> _RECORDS PROVIDED_:
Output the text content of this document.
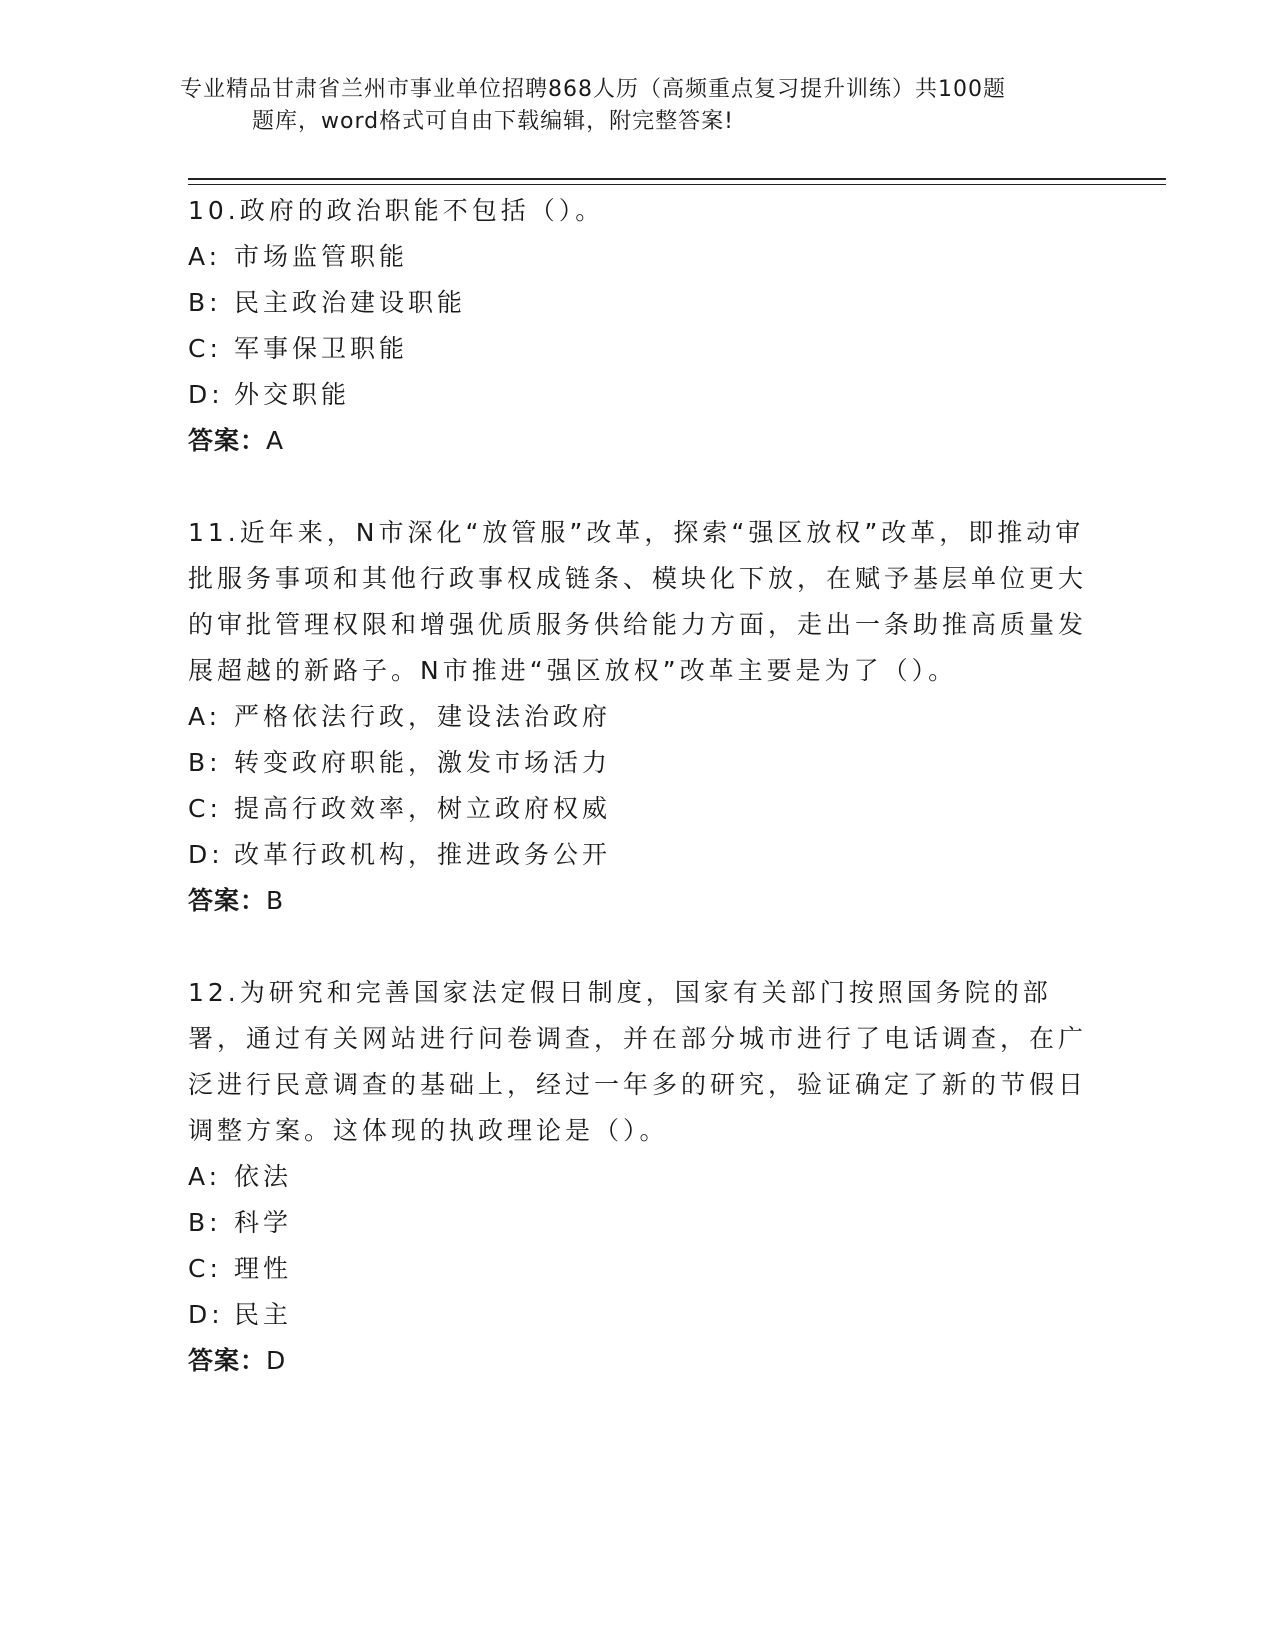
专业精品甘肃省兰州市事业单位招聘868人历（高频重点复习提升训练）共100题
题库，word格式可自由下载编辑，附完整答案!

10.政府的政治职能不包括（）。

A: 市场监管职能

B: 民主政治建设职能

C: 军事保卫职能

D: 外交职能

答案：A

11.近年来，N市深化“放管服”改革，探索“强区放权”改革，即推动审批服务事项和其他行政事权成链条、模块化下放，在赋予基层单位更大的审批管理权限和增强优质服务供给能力方面，走出一条助推高质量发展超越的新路子。N市推进“强区放权”改革主要是为了（）。

A: 严格依法行政，建设法治政府

B: 转变政府职能，激发市场活力

C: 提高行政效率，树立政府权威

D: 改革行政机构，推进政务公开

答案：B

12.为研究和完善国家法定假日制度，国家有关部门按照国务院的部署，通过有关网站进行问卷调查，并在部分城市进行了电话调查，在广泛进行民意调查的基础上，经过一年多的研究，验证确定了新的节假日调整方案。这体现的执政理论是（）。

A: 依法

B: 科学

C: 理性

D: 民主

答案：D
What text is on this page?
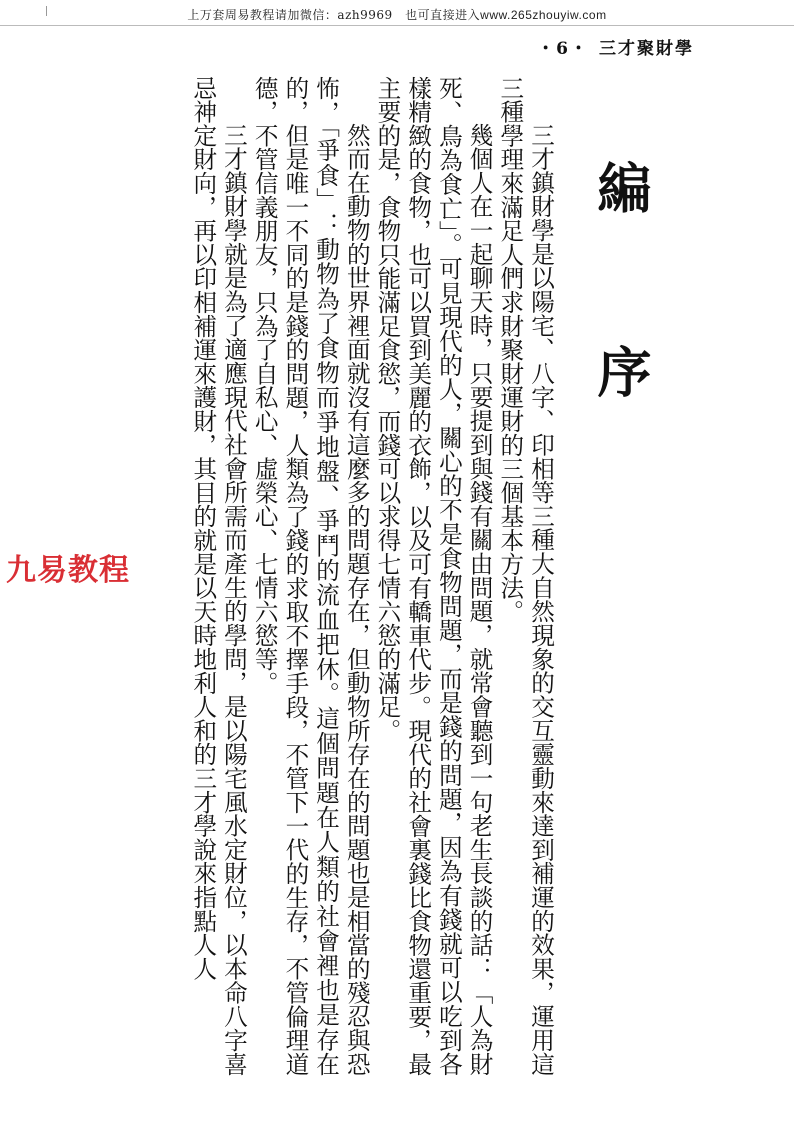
上万套周易教程请加微信：azh9969　也可直接进入www.265zhouyiw.com
・6・ 三才聚財學
編　序

三才鎮財學是以陽宅、八字、印相等三種大自然現象的交互靈動來達到補運的效果，運用這三種學理來滿足人們求財聚財運財的三個基本方法。

幾個人在一起聊天時，只要提到與錢有關由問題，就常會聽到一句老生長談的話：「人為財死、鳥為食亡」。可見現代的人，關心的不是食物問題，而是錢的問題，因為有錢就可以吃到各樣精緻的食物，也可以買到美麗的衣飾，以及可有轎車代步。現代的社會裏錢比食物還重要，最主要的是，食物只能滿足食慾，而錢可以求得七情六慾的滿足。

然而在動物的世界裡面就沒有這麼多的問題存在，但動物所存在的問題也是相當的殘忍與恐怖，「爭食」：動物為了食物而爭地盤、爭鬥的流血把休。這個問題在人類的社會裡也是存在的，但是唯一不同的是錢的問題，人類為了錢的求取不擇手段，不管下一代的生存，不管倫理道德，不管信義朋友，只為了自私心、虛榮心、七情六慾等。

三才鎮財學就是為了適應現代社會所需而產生的學問，是以陽宅風水定財位，以本命八字喜忌神定財向，再以印相補運來護財，其目的就是以天時地利人和的三才學說來指點人人

九易教程
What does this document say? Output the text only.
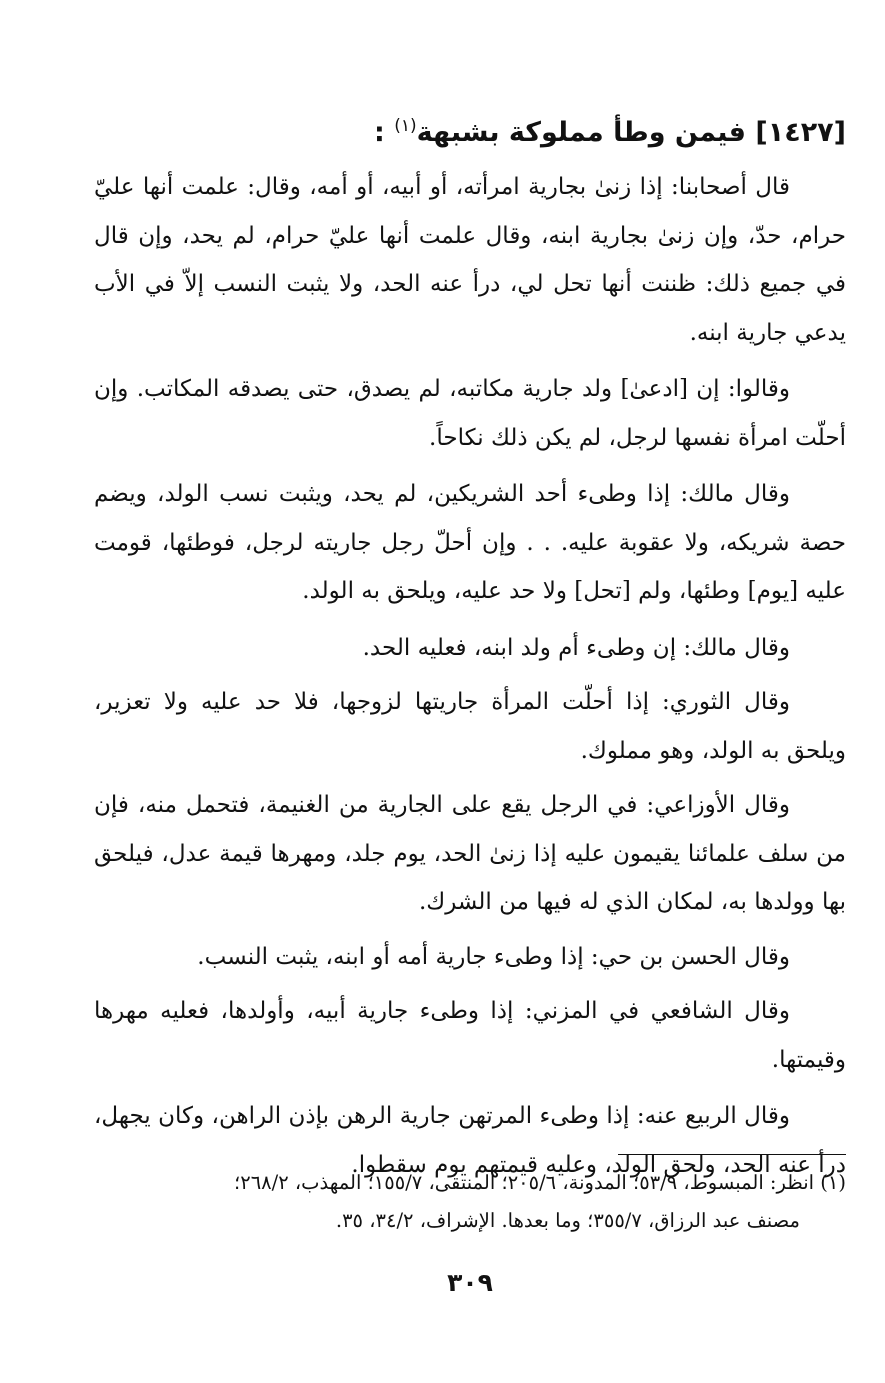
[١٤٢٧] فيمن وطأ مملوكة بشبهة$^{(١)}$ :

قال أصحابنا: إذا زنىٰ بجارية امرأته، أو أبيه، أو أمه، وقال: علمت أنها عليّ حرام، حدّ، وإن زنىٰ بجارية ابنه، وقال علمت أنها عليّ حرام، لم يحد، وإن قال في جميع ذلك: ظننت أنها تحل لي، درأ عنه الحد، ولا يثبت النسب إلاّ في الأب يدعي جارية ابنه.

وقالوا: إن [ادعىٰ] ولد جارية مكاتبه، لم يصدق، حتى يصدقه المكاتب. وإن أحلّت امرأة نفسها لرجل، لم يكن ذلك نكاحاً.

وقال مالك: إذا وطىء أحد الشريكين، لم يحد، ويثبت نسب الولد، ويضم حصة شريكه، ولا عقوبة عليه. . . وإن أحلّ رجل جاريته لرجل، فوطئها، قومت عليه [يوم] وطئها، ولم [تحل] ولا حد عليه، ويلحق به الولد.

وقال مالك: إن وطىء أم ولد ابنه، فعليه الحد.

وقال الثوري: إذا أحلّت المرأة جاريتها لزوجها، فلا حد عليه ولا تعزير، ويلحق به الولد، وهو مملوك.

وقال الأوزاعي: في الرجل يقع على الجارية من الغنيمة، فتحمل منه، فإن من سلف علمائنا يقيمون عليه إذا زنىٰ الحد، يوم جلد، ومهرها قيمة عدل، فيلحق بها وولدها به، لمكان الذي له فيها من الشرك.

وقال الحسن بن حي: إذا وطىء جارية أمه أو ابنه، يثبت النسب.

وقال الشافعي في المزني: إذا وطىء جارية أبيه، وأولدها، فعليه مهرها وقيمتها.

وقال الربيع عنه: إذا وطىء المرتهن جارية الرهن بإذن الراهن، وكان يجهل، درأ عنه الحد، ولحق الولد، وعليه قيمتهم يوم سقطوا.

(١) انظر: المبسوط، ٥٣/٩؛ المدونة، ٢٠٥/٦؛ المنتقى، ١٥٥/٧؛ المهذب، ٢٦٨/٢؛
مصنف عبد الرزاق، ٣٥٥/٧؛ وما بعدها. الإشراف، ٣٤/٢، ٣٥.
٣٠٩
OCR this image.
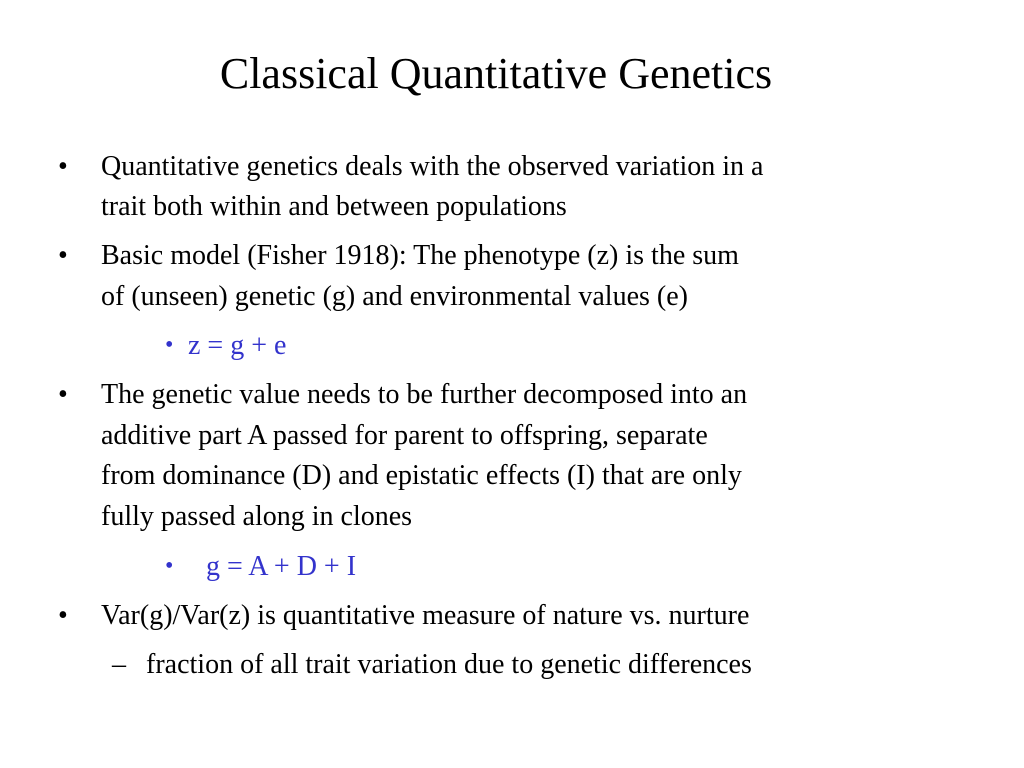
Classical Quantitative Genetics
• Quantitative genetics deals with the observed variation in a

trait both within and between populations

• Basic model (Fisher 1918): The phenotype (z) is the sum

of (unseen) genetic (g) and environmental values (e)

• z = g + e

• The genetic value needs to be further decomposed into an

additive part A passed for parent to offspring, separate

from dominance (D) and epistatic effects (I) that are only

fully passed along in clones

• g = A + D + I

• Var(g)/Var(z) is quantitative measure of nature vs. nurture

– fraction of all trait variation due to genetic differences
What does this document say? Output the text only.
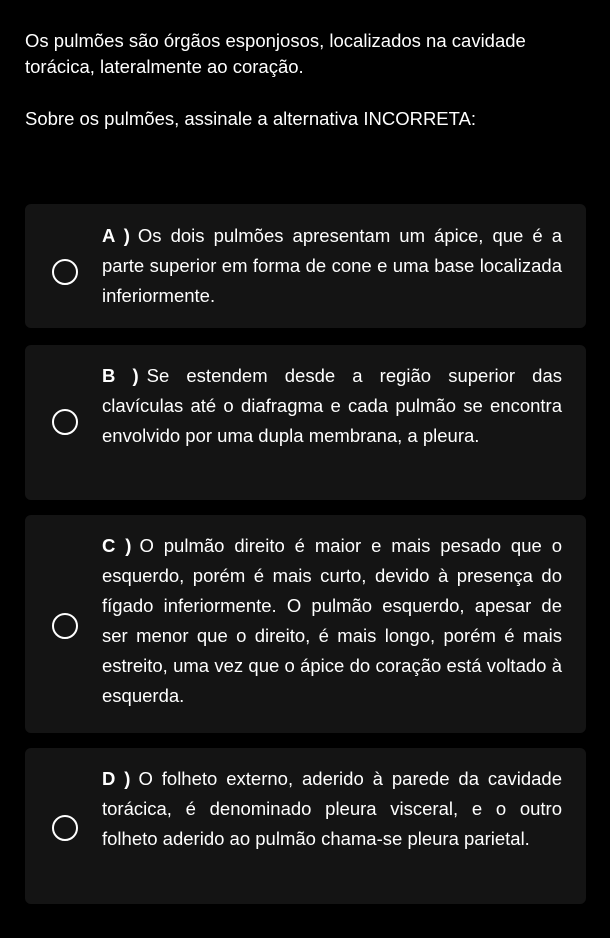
Os pulmões são órgãos esponjosos, localizados na cavidade torácica, lateralmente ao coração.

Sobre os pulmões, assinale a alternativa INCORRETA:

A ) Os dois pulmões apresentam um ápice, que é a parte superior em forma de cone e uma base localizada inferiormente.
B ) Se estendem desde a região superior das clavículas até o diafragma e cada pulmão se encontra envolvido por uma dupla membrana, a pleura.
C ) O pulmão direito é maior e mais pesado que o esquerdo, porém é mais curto, devido à presença do fígado inferiormente. O pulmão esquerdo, apesar de ser menor que o direito, é mais longo, porém é mais estreito, uma vez que o ápice do coração está voltado à esquerda.
D ) O folheto externo, aderido à parede da cavidade torácica, é denominado pleura visceral, e o outro folheto aderido ao pulmão chama-se pleura parietal.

> _REQUIREMENTS_:
From the listing above, collect every line that mentions the word "فعليه".

> _EXERCISE OUTPUT_:
وقال مالك: إن وطىء أم ولد ابنه، فعليه الحد.
وقال الشافعي في المزني: إذا وطىء جارية أبيه، وأولدها، فعليه مهرها وقيمتها.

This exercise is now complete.